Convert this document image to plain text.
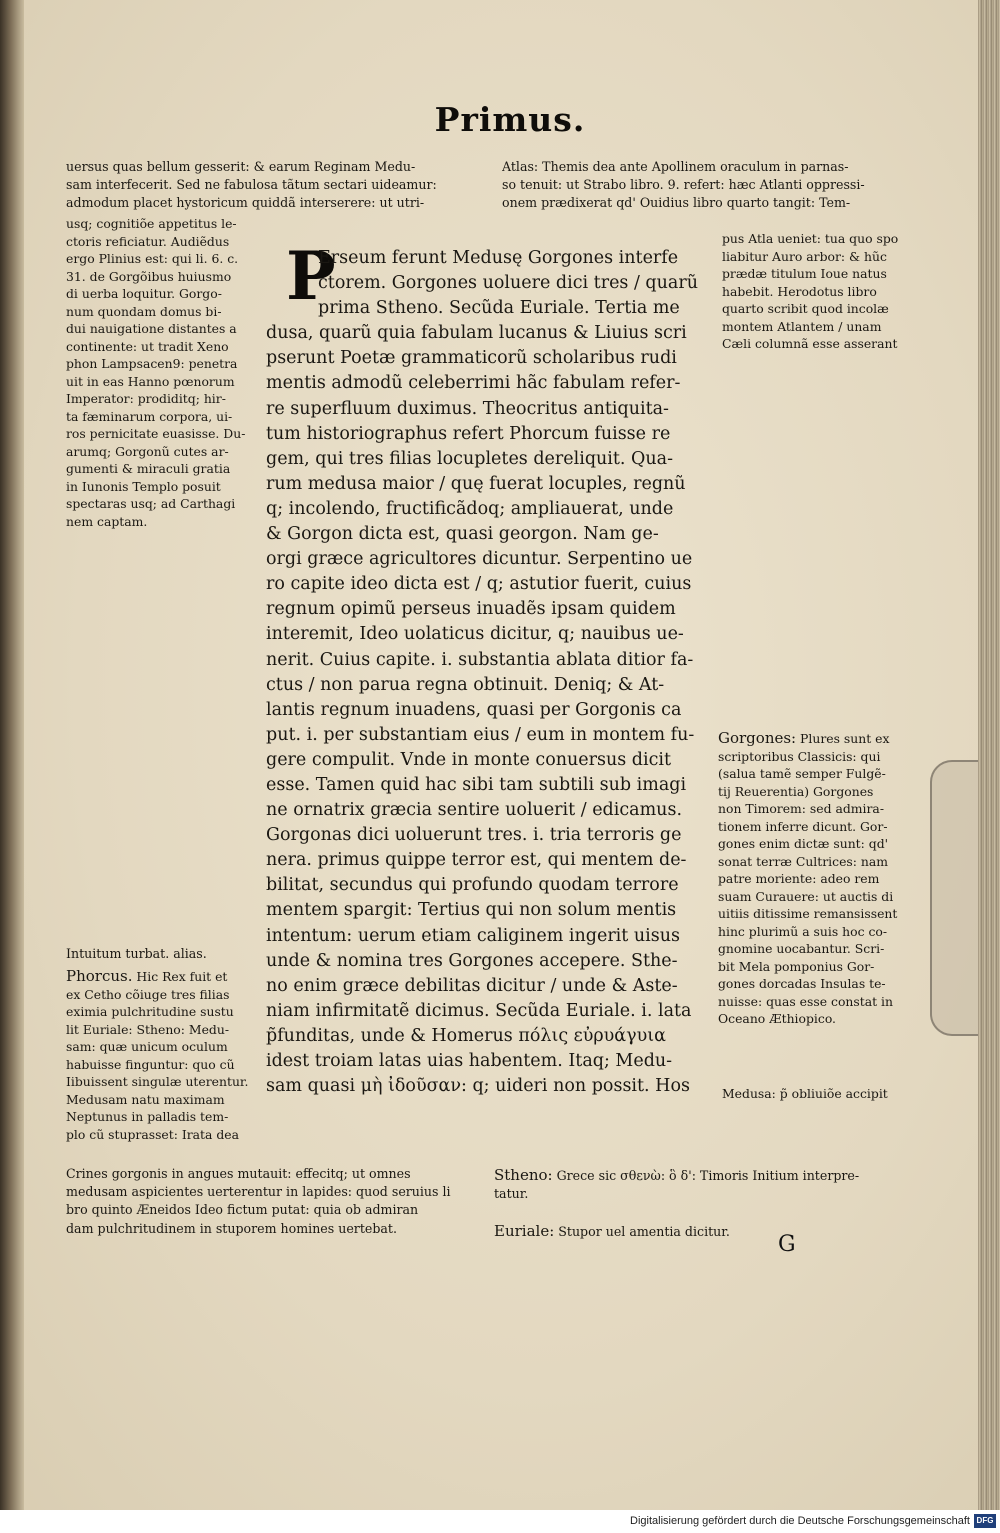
Primus.
uersus quas bellum gesserit: & earum Reginam Medu-
sam interfecerit. Sed ne fabulosa tãtum sectari uideamur:
admodum placet hystoricum quiddã interserere: ut utri-
Atlas: Themis dea ante Apollinem oraculum in parnas-
so tenuit: ut Strabo libro. 9. refert: hæc Atlanti oppressi-
onem prædixerat qd' Ouidius libro quarto tangit: Tem-
usq; cognitiõe appetitus le-
ctoris reficiatur. Audiẽdus
ergo Plinius est: qui li. 6. c.
31. de Gorgõibus huiusmo
di uerba loquitur. Gorgo-
num quondam domus bi-
dui nauigatione distantes a
continente: ut tradit Xeno
phon Lampsacen9: penetra
uit in eas Hanno pœnorum
Imperator: prodiditq; hir-
ta fæminarum corpora, ui-
ros pernicitate euasisse. Du-
arumq; Gorgonũ cutes ar-
gumenti & miraculi gratia
in Iunonis Templo posuit
spectaras usq; ad Carthagi
nem captam.
pus Atla ueniet: tua quo spo
liabitur Auro arbor: & hũc
prædæ titulum Ioue natus
habebit. Herodotus libro
quarto scribit quod incolæ
montem Atlantem / unam
Cæli columnã esse asserant
P
Erseum ferunt Medusę Gorgones interfe
ctorem. Gorgones uoluere dici tres / quarũ
prima Stheno. Secũda Euriale. Tertia me
dusa, quarũ quia fabulam lucanus & Liuius scri
pserunt Poetæ grammaticorũ scholaribus rudi
mentis admodũ celeberrimi hãc fabulam refer-
re superfluum duximus. Theocritus antiquita-
tum historiographus refert Phorcum fuisse re
gem, qui tres filias locupletes dereliquit. Qua-
rum medusa maior / quę fuerat locuples, regnũ
q; incolendo, fructificãdoq; ampliauerat, unde
& Gorgon dicta est, quasi georgon. Nam ge-
orgi græce agricultores dicuntur. Serpentino ue
ro capite ideo dicta est / q; astutior fuerit, cuius
regnum opimũ perseus inuadẽs ipsam quidem
interemit, Ideo uolaticus dicitur, q; nauibus ue-
nerit. Cuius capite. i. substantia ablata ditior fa-
ctus / non parua regna obtinuit. Deniq; & At-
lantis regnum inuadens, quasi per Gorgonis ca
put. i. per substantiam eius / eum in montem fu-
gere compulit. Vnde in monte conuersus dicit
esse. Tamen quid hac sibi tam subtili sub imagi
ne ornatrix græcia sentire uoluerit / edicamus.
Gorgonas dici uoluerunt tres. i. tria terroris ge
nera. primus quippe terror est, qui mentem de-
bilitat, secundus qui profundo quodam terrore
mentem spargit: Tertius qui non solum mentis
intentum: uerum etiam caliginem ingerit uisus
unde & nomina tres Gorgones accepere. Sthe-
no enim græce debilitas dicitur / unde & Aste-
niam infirmitatẽ dicimus. Secũda Euriale. i. lata
p̃funditas, unde & Homerus πόλις εὐρυάγυια
idest troiam latas uias habentem. Itaq; Medu-
sam quasi μὴ ἰδοῦσαν: q; uideri non possit. Hos
Gorgones: Plures sunt ex
scriptoribus Classicis: qui
(salua tamẽ semper Fulgẽ-
tij Reuerentia) Gorgones
non Timorem: sed admira-
tionem inferre dicunt. Gor-
gones enim dictæ sunt: qd'
sonat terræ Cultrices: nam
patre moriente: adeo rem
suam Curauere: ut auctis di
uitiis ditissime remansissent
hinc plurimũ a suis hoc co-
gnomine uocabantur. Scri-
bit Mela pomponius Gor-
gones dorcadas Insulas te-
nuisse: quas esse constat in
Oceano Æthiopico.
Medusa: p̃ obliuiõe accipit
Intuitum turbat. alias.
Phorcus. Hic Rex fuit et
ex Cetho cõiuge tres filias
eximia pulchritudine sustu
lit Euriale: Stheno: Medu-
sam: quæ unicum oculum
habuisse finguntur: quo cũ
Iibuissent singulæ uterentur.
Medusam natu maximam
Neptunus in palladis tem-
plo cũ stuprasset: Irata dea
Crines gorgonis in angues mutauit: effecitq; ut omnes
medusam aspicientes uerterentur in lapides: quod seruius li
bro quinto Æneidos Ideo fictum putat: quia ob admiran
dam pulchritudinem in stuporem homines uertebat.
Stheno: Grece sic σθενὼ: ὃ δ': Timoris Initium interpre-
tatur.
Euriale: Stupor uel amentia dicitur.
G
Digitalisierung gefördert durch die Deutsche Forschungsgemeinschaft DFG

EXERCISE TASK: Pick out and copy the lines of the material that include the word "dicitur".

EXERCISE RESULT:
interemit, Ideo uolaticus dicitur, q; nauibus ue-
no enim græce debilitas dicitur / unde & Aste-
Euriale: Stupor uel amentia dicitur.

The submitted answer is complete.